Stated task:
Copy out every row below word for word, with no changes.

Records from a dataset:
** start **

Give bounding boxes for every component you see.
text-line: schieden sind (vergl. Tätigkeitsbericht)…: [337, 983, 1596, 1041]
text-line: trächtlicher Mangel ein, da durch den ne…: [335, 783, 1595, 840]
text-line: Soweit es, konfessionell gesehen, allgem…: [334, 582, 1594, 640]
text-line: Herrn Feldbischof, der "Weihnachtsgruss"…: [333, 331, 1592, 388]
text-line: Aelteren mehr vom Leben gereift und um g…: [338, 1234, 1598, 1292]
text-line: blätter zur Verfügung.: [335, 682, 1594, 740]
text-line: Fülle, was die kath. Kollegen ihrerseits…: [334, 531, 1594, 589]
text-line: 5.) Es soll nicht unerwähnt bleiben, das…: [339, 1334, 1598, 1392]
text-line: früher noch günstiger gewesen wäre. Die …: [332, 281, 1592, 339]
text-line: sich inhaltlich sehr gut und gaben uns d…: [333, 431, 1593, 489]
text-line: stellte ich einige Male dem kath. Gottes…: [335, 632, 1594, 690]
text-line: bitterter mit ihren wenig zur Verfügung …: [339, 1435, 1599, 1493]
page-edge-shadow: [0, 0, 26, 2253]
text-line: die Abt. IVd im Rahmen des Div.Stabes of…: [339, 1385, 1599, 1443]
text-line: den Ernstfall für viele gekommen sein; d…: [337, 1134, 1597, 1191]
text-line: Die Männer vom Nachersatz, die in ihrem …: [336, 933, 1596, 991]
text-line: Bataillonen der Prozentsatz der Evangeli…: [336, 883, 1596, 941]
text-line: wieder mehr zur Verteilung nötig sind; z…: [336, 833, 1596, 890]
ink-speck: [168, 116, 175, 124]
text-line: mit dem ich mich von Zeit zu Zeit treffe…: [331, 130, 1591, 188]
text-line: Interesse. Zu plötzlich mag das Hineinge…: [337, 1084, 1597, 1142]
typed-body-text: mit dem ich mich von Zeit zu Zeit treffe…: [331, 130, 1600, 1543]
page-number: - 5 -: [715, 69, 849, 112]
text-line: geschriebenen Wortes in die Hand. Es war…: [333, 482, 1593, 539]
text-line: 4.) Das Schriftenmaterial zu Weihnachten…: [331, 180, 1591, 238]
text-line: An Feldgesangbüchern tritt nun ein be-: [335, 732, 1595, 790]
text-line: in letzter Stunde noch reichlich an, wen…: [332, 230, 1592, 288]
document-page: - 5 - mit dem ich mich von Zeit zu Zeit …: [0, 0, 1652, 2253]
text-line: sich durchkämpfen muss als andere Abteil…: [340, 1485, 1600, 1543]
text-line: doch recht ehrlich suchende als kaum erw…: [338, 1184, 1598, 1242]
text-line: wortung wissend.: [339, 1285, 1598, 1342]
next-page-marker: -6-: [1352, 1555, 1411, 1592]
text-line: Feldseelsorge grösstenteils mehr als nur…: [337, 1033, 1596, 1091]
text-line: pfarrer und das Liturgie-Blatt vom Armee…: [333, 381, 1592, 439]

** end **

Task solution:
Give bounding boxes for every component you see.
text-line: schieden sind (vergl. Tätigkeitsbericht)…: [337, 983, 1596, 1041]
text-line: trächtlicher Mangel ein, da durch den ne…: [335, 783, 1595, 840]
text-line: Soweit es, konfessionell gesehen, allgem…: [334, 582, 1594, 640]
text-line: Herrn Feldbischof, der "Weihnachtsgruss"…: [333, 331, 1592, 388]
text-line: Aelteren mehr vom Leben gereift und um g…: [338, 1234, 1598, 1292]
text-line: blätter zur Verfügung.: [335, 682, 1594, 740]
text-line: Fülle, was die kath. Kollegen ihrerseits…: [334, 531, 1594, 589]
text-line: 5.) Es soll nicht unerwähnt bleiben, das…: [339, 1334, 1598, 1392]
text-line: früher noch günstiger gewesen wäre. Die …: [332, 281, 1592, 339]
text-line: sich inhaltlich sehr gut und gaben uns d…: [333, 431, 1593, 489]
text-line: stellte ich einige Male dem kath. Gottes…: [335, 632, 1594, 690]
text-line: bitterter mit ihren wenig zur Verfügung …: [339, 1435, 1599, 1493]
page-edge-shadow: [0, 0, 26, 2253]
text-line: die Abt. IVd im Rahmen des Div.Stabes of…: [339, 1385, 1599, 1443]
text-line: den Ernstfall für viele gekommen sein; d…: [337, 1134, 1597, 1191]
text-line: Die Männer vom Nachersatz, die in ihrem …: [336, 933, 1596, 991]
text-line: Bataillonen der Prozentsatz der Evangeli…: [336, 883, 1596, 941]
text-line: wieder mehr zur Verteilung nötig sind; z…: [336, 833, 1596, 890]
ink-speck: [168, 116, 175, 124]
text-line: mit dem ich mich von Zeit zu Zeit treffe…: [331, 130, 1591, 188]
text-line: Interesse. Zu plötzlich mag das Hineinge…: [337, 1084, 1597, 1142]
typed-body-text: mit dem ich mich von Zeit zu Zeit treffe…: [331, 130, 1600, 1543]
page-number: - 5 -: [715, 69, 849, 112]
text-line: geschriebenen Wortes in die Hand. Es war…: [333, 482, 1593, 539]
text-line: 4.) Das Schriftenmaterial zu Weihnachten…: [331, 180, 1591, 238]
text-line: An Feldgesangbüchern tritt nun ein be-: [335, 732, 1595, 790]
text-line: in letzter Stunde noch reichlich an, wen…: [332, 230, 1592, 288]
document-page: - 5 - mit dem ich mich von Zeit zu Zeit …: [0, 0, 1652, 2253]
text-line: sich durchkämpfen muss als andere Abteil…: [340, 1485, 1600, 1543]
text-line: doch recht ehrlich suchende als kaum erw…: [338, 1184, 1598, 1242]
text-line: wortung wissend.: [339, 1285, 1598, 1342]
next-page-marker: -6-: [1352, 1555, 1411, 1592]
text-line: Feldseelsorge grösstenteils mehr als nur…: [337, 1033, 1596, 1091]
text-line: pfarrer und das Liturgie-Blatt vom Armee…: [333, 381, 1592, 439]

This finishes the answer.